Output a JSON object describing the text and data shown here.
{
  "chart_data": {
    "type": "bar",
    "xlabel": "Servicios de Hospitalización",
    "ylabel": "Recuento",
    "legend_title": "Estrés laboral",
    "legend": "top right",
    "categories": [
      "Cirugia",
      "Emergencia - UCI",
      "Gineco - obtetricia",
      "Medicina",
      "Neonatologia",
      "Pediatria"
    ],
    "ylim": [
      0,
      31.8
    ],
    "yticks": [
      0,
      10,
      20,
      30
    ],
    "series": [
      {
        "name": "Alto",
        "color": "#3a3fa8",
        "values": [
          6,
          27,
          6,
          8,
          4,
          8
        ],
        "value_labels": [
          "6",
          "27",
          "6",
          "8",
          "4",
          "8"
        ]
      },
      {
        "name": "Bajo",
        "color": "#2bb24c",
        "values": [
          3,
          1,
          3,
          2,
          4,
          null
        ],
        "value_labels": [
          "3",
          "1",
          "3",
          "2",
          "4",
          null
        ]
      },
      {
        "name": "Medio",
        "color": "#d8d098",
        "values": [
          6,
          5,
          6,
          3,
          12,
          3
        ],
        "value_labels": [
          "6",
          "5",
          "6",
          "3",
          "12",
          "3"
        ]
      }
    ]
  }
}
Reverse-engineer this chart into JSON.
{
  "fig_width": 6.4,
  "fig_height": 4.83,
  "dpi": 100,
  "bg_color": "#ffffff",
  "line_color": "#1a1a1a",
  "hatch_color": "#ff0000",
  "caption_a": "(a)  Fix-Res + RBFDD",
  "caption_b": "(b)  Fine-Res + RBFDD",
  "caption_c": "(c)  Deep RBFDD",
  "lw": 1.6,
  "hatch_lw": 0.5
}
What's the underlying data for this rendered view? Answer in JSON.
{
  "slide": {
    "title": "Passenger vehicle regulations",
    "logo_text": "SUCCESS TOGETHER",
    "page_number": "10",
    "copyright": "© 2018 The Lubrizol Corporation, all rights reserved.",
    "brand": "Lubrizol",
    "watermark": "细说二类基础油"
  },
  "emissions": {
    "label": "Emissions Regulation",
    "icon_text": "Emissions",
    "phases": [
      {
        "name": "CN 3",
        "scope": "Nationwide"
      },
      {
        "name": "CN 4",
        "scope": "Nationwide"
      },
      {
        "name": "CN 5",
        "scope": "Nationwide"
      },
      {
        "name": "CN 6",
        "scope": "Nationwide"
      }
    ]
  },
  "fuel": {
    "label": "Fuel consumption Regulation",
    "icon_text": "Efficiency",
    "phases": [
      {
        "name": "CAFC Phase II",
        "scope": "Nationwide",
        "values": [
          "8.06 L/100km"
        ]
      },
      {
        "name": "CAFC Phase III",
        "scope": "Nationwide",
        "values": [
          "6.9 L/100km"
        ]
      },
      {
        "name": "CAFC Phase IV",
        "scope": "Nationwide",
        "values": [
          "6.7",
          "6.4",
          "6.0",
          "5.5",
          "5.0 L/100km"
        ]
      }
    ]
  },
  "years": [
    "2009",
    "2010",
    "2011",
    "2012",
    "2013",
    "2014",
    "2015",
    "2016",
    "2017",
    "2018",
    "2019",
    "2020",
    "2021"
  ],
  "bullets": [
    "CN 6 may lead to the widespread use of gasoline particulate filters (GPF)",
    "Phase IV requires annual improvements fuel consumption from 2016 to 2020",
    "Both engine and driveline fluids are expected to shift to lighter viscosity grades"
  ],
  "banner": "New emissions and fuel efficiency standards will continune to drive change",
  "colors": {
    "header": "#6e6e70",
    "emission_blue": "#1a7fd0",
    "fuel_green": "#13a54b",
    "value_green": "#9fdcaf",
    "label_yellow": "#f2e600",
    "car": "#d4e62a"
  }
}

· · ·

- What needs to be done: Look through the material above. Copy each line where the word "this" appears.

- Task response:
Reverse-engineer this chart into JSON.
What's the underlying data for this rendered view? Answer in JSON.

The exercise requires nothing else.